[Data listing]
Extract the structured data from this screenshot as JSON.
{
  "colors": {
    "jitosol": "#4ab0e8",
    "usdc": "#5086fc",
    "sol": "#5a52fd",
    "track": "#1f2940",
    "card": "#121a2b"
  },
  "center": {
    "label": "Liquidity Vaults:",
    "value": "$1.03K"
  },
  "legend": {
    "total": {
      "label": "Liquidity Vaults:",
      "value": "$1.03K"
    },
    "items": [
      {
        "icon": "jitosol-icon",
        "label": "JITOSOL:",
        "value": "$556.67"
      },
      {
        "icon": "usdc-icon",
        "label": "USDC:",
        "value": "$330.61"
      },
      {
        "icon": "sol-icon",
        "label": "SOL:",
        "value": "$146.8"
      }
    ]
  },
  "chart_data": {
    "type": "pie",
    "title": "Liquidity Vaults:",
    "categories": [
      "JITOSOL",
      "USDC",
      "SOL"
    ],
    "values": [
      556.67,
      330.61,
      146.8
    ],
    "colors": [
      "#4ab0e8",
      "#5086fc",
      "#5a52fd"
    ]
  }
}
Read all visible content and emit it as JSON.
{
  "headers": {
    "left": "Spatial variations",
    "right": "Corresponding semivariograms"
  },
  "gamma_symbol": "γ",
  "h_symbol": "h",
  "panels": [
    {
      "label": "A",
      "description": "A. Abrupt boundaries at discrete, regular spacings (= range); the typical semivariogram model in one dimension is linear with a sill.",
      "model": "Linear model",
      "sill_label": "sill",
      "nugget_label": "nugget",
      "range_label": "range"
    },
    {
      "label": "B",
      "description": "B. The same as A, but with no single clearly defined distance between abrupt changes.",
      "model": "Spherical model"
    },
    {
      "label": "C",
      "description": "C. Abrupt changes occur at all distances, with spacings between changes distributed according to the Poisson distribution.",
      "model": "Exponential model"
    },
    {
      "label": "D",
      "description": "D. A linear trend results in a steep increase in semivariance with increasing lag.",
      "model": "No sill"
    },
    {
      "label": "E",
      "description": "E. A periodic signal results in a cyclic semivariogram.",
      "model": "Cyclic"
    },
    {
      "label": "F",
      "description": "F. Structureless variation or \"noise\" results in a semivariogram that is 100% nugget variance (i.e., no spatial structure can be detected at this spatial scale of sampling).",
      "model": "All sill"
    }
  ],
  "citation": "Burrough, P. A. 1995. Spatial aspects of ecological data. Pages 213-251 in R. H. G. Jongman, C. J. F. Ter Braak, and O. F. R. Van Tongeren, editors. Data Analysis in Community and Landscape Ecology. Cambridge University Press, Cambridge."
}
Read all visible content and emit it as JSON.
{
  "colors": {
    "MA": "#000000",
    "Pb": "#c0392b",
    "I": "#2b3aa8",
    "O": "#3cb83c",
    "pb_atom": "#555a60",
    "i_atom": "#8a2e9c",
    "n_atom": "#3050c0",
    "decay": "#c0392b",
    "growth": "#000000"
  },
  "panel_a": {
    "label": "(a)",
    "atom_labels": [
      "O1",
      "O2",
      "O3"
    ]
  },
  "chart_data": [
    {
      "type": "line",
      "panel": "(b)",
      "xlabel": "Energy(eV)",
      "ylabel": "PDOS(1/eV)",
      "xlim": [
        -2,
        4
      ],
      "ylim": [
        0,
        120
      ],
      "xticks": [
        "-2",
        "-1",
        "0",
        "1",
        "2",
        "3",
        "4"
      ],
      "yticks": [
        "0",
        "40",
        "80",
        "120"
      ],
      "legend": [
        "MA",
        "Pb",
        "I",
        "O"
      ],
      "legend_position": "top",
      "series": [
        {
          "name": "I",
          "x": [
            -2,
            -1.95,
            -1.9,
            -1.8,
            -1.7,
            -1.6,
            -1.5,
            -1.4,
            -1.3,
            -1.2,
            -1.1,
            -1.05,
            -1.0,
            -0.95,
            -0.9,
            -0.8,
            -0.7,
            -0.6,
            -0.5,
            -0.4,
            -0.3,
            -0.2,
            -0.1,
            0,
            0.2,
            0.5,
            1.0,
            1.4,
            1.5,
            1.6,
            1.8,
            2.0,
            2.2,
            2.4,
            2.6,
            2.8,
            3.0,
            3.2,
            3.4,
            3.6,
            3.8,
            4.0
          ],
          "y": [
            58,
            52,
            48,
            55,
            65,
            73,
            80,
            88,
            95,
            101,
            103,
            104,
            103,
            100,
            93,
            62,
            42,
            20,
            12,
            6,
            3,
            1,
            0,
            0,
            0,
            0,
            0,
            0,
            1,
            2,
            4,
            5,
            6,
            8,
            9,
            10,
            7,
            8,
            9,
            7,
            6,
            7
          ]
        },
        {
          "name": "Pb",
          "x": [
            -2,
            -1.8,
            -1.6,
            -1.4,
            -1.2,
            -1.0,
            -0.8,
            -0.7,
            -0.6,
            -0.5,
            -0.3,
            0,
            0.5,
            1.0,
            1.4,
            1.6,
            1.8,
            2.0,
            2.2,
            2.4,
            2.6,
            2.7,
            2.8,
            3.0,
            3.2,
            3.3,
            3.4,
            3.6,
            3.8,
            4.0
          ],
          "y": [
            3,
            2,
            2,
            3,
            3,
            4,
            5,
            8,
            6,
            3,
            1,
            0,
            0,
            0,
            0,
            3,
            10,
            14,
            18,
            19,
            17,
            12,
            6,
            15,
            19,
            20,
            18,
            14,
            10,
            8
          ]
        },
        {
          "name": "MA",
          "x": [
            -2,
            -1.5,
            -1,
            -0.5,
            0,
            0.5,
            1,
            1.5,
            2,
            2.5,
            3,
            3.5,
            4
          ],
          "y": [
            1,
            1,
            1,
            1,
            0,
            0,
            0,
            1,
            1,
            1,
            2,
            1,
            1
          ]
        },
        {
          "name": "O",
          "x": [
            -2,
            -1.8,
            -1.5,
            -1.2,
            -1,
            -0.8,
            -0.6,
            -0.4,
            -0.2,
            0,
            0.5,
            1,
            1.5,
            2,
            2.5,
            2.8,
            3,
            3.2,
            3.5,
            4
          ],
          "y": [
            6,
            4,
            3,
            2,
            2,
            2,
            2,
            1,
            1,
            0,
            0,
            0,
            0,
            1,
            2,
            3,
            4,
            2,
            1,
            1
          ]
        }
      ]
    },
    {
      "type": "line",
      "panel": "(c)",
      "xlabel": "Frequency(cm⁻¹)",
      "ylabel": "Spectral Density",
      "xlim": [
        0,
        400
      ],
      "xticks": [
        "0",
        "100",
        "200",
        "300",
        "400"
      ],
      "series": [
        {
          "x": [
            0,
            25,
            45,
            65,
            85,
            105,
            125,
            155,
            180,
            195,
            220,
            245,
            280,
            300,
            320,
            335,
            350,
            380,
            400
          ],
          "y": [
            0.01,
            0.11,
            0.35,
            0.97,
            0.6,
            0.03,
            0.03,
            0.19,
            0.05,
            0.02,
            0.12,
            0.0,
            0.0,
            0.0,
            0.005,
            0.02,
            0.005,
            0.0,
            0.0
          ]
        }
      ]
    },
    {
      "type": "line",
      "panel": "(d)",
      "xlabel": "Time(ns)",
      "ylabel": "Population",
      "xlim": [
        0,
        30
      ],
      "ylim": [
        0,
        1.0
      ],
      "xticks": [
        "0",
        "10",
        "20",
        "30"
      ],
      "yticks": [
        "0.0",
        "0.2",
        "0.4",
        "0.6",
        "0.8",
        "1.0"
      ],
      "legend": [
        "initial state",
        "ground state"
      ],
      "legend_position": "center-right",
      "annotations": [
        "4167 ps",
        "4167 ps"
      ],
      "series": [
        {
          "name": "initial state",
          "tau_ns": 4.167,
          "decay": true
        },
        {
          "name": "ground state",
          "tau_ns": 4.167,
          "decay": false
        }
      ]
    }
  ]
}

PROBLEM TO SOLVE => Extract every entry in the listing word for word.

ANSWER =>
Extract the structured data from this screenshot as JSON.
{
  "colors": {
    "jitosol": "#4ab0e8",
    "usdc": "#5086fc",
    "sol": "#5a52fd",
    "track": "#1f2940",
    "card": "#121a2b"
  },
  "center": {
    "label": "Liquidity Vaults:",
    "value": "$1.03K"
  },
  "legend": {
    "total": {
      "label": "Liquidity Vaults:",
      "value": "$1.03K"
    },
    "items": [
      {
        "icon": "jitosol-icon",
        "label": "JITOSOL:",
        "value": "$556.67"
      },
      {
        "icon": "usdc-icon",
        "label": "USDC:",
        "value": "$330.61"
      },
      {
        "icon": "sol-icon",
        "label": "SOL:",
        "value": "$146.8"
      }
    ]
  },
  "chart_data": {
    "type": "pie",
    "title": "Liquidity Vaults:",
    "categories": [
      "JITOSOL",
      "USDC",
      "SOL"
    ],
    "values": [
      556.67,
      330.61,
      146.8
    ],
    "colors": [
      "#4ab0e8",
      "#5086fc",
      "#5a52fd"
    ]
  }
}
Read all visible content and emit it as JSON.
{
  "headers": {
    "left": "Spatial variations",
    "right": "Corresponding semivariograms"
  },
  "gamma_symbol": "γ",
  "h_symbol": "h",
  "panels": [
    {
      "label": "A",
      "description": "A. Abrupt boundaries at discrete, regular spacings (= range); the typical semivariogram model in one dimension is linear with a sill.",
      "model": "Linear model",
      "sill_label": "sill",
      "nugget_label": "nugget",
      "range_label": "range"
    },
    {
      "label": "B",
      "description": "B. The same as A, but with no single clearly defined distance between abrupt changes.",
      "model": "Spherical model"
    },
    {
      "label": "C",
      "description": "C. Abrupt changes occur at all distances, with spacings between changes distributed according to the Poisson distribution.",
      "model": "Exponential model"
    },
    {
      "label": "D",
      "description": "D. A linear trend results in a steep increase in semivariance with increasing lag.",
      "model": "No sill"
    },
    {
      "label": "E",
      "description": "E. A periodic signal results in a cyclic semivariogram.",
      "model": "Cyclic"
    },
    {
      "label": "F",
      "description": "F. Structureless variation or \"noise\" results in a semivariogram that is 100% nugget variance (i.e., no spatial structure can be detected at this spatial scale of sampling).",
      "model": "All sill"
    }
  ],
  "citation": "Burrough, P. A. 1995. Spatial aspects of ecological data. Pages 213-251 in R. H. G. Jongman, C. J. F. Ter Braak, and O. F. R. Van Tongeren, editors. Data Analysis in Community and Landscape Ecology. Cambridge University Press, Cambridge."
}
Read all visible content and emit it as JSON.
{
  "colors": {
    "MA": "#000000",
    "Pb": "#c0392b",
    "I": "#2b3aa8",
    "O": "#3cb83c",
    "pb_atom": "#555a60",
    "i_atom": "#8a2e9c",
    "n_atom": "#3050c0",
    "decay": "#c0392b",
    "growth": "#000000"
  },
  "panel_a": {
    "label": "(a)",
    "atom_labels": [
      "O1",
      "O2",
      "O3"
    ]
  },
  "chart_data": [
    {
      "type": "line",
      "panel": "(b)",
      "xlabel": "Energy(eV)",
      "ylabel": "PDOS(1/eV)",
      "xlim": [
        -2,
        4
      ],
      "ylim": [
        0,
        120
      ],
      "xticks": [
        "-2",
        "-1",
        "0",
        "1",
        "2",
        "3",
        "4"
      ],
      "yticks": [
        "0",
        "40",
        "80",
        "120"
      ],
      "legend": [
        "MA",
        "Pb",
        "I",
        "O"
      ],
      "legend_position": "top",
      "series": [
        {
          "name": "I",
          "x": [
            -2,
            -1.95,
            -1.9,
            -1.8,
            -1.7,
            -1.6,
            -1.5,
            -1.4,
            -1.3,
            -1.2,
            -1.1,
            -1.05,
            -1.0,
            -0.95,
            -0.9,
            -0.8,
            -0.7,
            -0.6,
            -0.5,
            -0.4,
            -0.3,
            -0.2,
            -0.1,
            0,
            0.2,
            0.5,
            1.0,
            1.4,
            1.5,
            1.6,
            1.8,
            2.0,
            2.2,
            2.4,
            2.6,
            2.8,
            3.0,
            3.2,
            3.4,
            3.6,
            3.8,
            4.0
          ],
          "y": [
            58,
            52,
            48,
            55,
            65,
            73,
            80,
            88,
            95,
            101,
            103,
            104,
            103,
            100,
            93,
            62,
            42,
            20,
            12,
            6,
            3,
            1,
            0,
            0,
            0,
            0,
            0,
            0,
            1,
            2,
            4,
            5,
            6,
            8,
            9,
            10,
            7,
            8,
            9,
            7,
            6,
            7
          ]
        },
        {
          "name": "Pb",
          "x": [
            -2,
            -1.8,
            -1.6,
            -1.4,
            -1.2,
            -1.0,
            -0.8,
            -0.7,
            -0.6,
            -0.5,
            -0.3,
            0,
            0.5,
            1.0,
            1.4,
            1.6,
            1.8,
            2.0,
            2.2,
            2.4,
            2.6,
            2.7,
            2.8,
            3.0,
            3.2,
            3.3,
            3.4,
            3.6,
            3.8,
            4.0
          ],
          "y": [
            3,
            2,
            2,
            3,
            3,
            4,
            5,
            8,
            6,
            3,
            1,
            0,
            0,
            0,
            0,
            3,
            10,
            14,
            18,
            19,
            17,
            12,
            6,
            15,
            19,
            20,
            18,
            14,
            10,
            8
          ]
        },
        {
          "name": "MA",
          "x": [
            -2,
            -1.5,
            -1,
            -0.5,
            0,
            0.5,
            1,
            1.5,
            2,
            2.5,
            3,
            3.5,
            4
          ],
          "y": [
            1,
            1,
            1,
            1,
            0,
            0,
            0,
            1,
            1,
            1,
            2,
            1,
            1
          ]
        },
        {
          "name": "O",
          "x": [
            -2,
            -1.8,
            -1.5,
            -1.2,
            -1,
            -0.8,
            -0.6,
            -0.4,
            -0.2,
            0,
            0.5,
            1,
            1.5,
            2,
            2.5,
            2.8,
            3,
            3.2,
            3.5,
            4
          ],
          "y": [
            6,
            4,
            3,
            2,
            2,
            2,
            2,
            1,
            1,
            0,
            0,
            0,
            0,
            1,
            2,
            3,
            4,
            2,
            1,
            1
          ]
        }
      ]
    },
    {
      "type": "line",
      "panel": "(c)",
      "xlabel": "Frequency(cm⁻¹)",
      "ylabel": "Spectral Density",
      "xlim": [
        0,
        400
      ],
      "xticks": [
        "0",
        "100",
        "200",
        "300",
        "400"
      ],
      "series": [
        {
          "x": [
            0,
            25,
            45,
            65,
            85,
            105,
            125,
            155,
            180,
            195,
            220,
            245,
            280,
            300,
            320,
            335,
            350,
            380,
            400
          ],
          "y": [
            0.01,
            0.11,
            0.35,
            0.97,
            0.6,
            0.03,
            0.03,
            0.19,
            0.05,
            0.02,
            0.12,
            0.0,
            0.0,
            0.0,
            0.005,
            0.02,
            0.005,
            0.0,
            0.0
          ]
        }
      ]
    },
    {
      "type": "line",
      "panel": "(d)",
      "xlabel": "Time(ns)",
      "ylabel": "Population",
      "xlim": [
        0,
        30
      ],
      "ylim": [
        0,
        1.0
      ],
      "xticks": [
        "0",
        "10",
        "20",
        "30"
      ],
      "yticks": [
        "0.0",
        "0.2",
        "0.4",
        "0.6",
        "0.8",
        "1.0"
      ],
      "legend": [
        "initial state",
        "ground state"
      ],
      "legend_position": "center-right",
      "annotations": [
        "4167 ps",
        "4167 ps"
      ],
      "series": [
        {
          "name": "initial state",
          "tau_ns": 4.167,
          "decay": true
        },
        {
          "name": "ground state",
          "tau_ns": 4.167,
          "decay": false
        }
      ]
    }
  ]
}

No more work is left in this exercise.